-- What you need to do --
Each entry below must be repeated word for word.

-- Given information --
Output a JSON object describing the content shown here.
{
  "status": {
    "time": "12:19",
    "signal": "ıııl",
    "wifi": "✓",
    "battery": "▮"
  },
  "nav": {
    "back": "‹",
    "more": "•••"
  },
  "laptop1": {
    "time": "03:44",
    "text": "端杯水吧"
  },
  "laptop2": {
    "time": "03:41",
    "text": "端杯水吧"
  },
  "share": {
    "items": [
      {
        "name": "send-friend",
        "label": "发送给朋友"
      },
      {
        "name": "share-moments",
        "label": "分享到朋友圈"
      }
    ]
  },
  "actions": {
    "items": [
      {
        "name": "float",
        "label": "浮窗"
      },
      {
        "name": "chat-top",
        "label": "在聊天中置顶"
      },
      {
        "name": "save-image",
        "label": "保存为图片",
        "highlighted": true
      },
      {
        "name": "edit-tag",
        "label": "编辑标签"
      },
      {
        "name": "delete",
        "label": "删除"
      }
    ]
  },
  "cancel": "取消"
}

-- Result --
Output a JSON object describing the content shown here.
{
  "status": {
    "time": "12:19",
    "signal": "ıııl",
    "wifi": "✓",
    "battery": "▮"
  },
  "nav": {
    "back": "‹",
    "more": "•••"
  },
  "laptop1": {
    "time": "03:44",
    "text": "端杯水吧"
  },
  "laptop2": {
    "time": "03:41",
    "text": "端杯水吧"
  },
  "share": {
    "items": [
      {
        "name": "send-friend",
        "label": "发送给朋友"
      },
      {
        "name": "share-moments",
        "label": "分享到朋友圈"
      }
    ]
  },
  "actions": {
    "items": [
      {
        "name": "float",
        "label": "浮窗"
      },
      {
        "name": "chat-top",
        "label": "在聊天中置顶"
      },
      {
        "name": "save-image",
        "label": "保存为图片",
        "highlighted": true
      },
      {
        "name": "edit-tag",
        "label": "编辑标签"
      },
      {
        "name": "delete",
        "label": "删除"
      }
    ]
  },
  "cancel": "取消"
}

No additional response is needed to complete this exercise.